Your instructions
From the records, pick out and copy each line containing "IssueType".

-.-.-

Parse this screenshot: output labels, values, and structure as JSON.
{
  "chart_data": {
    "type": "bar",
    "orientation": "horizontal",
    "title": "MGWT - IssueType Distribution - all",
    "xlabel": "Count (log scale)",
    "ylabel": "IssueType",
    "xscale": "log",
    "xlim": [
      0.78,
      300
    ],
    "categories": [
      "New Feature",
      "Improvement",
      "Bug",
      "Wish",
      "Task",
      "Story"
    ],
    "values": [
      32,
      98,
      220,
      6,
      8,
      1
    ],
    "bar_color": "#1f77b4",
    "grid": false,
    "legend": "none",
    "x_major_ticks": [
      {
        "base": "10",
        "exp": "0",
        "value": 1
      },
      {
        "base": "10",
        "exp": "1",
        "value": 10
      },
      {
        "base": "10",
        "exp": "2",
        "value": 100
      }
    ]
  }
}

-.-.-

Written answer
    "title": "MGWT - IssueType Distribution - all",
    "ylabel": "IssueType",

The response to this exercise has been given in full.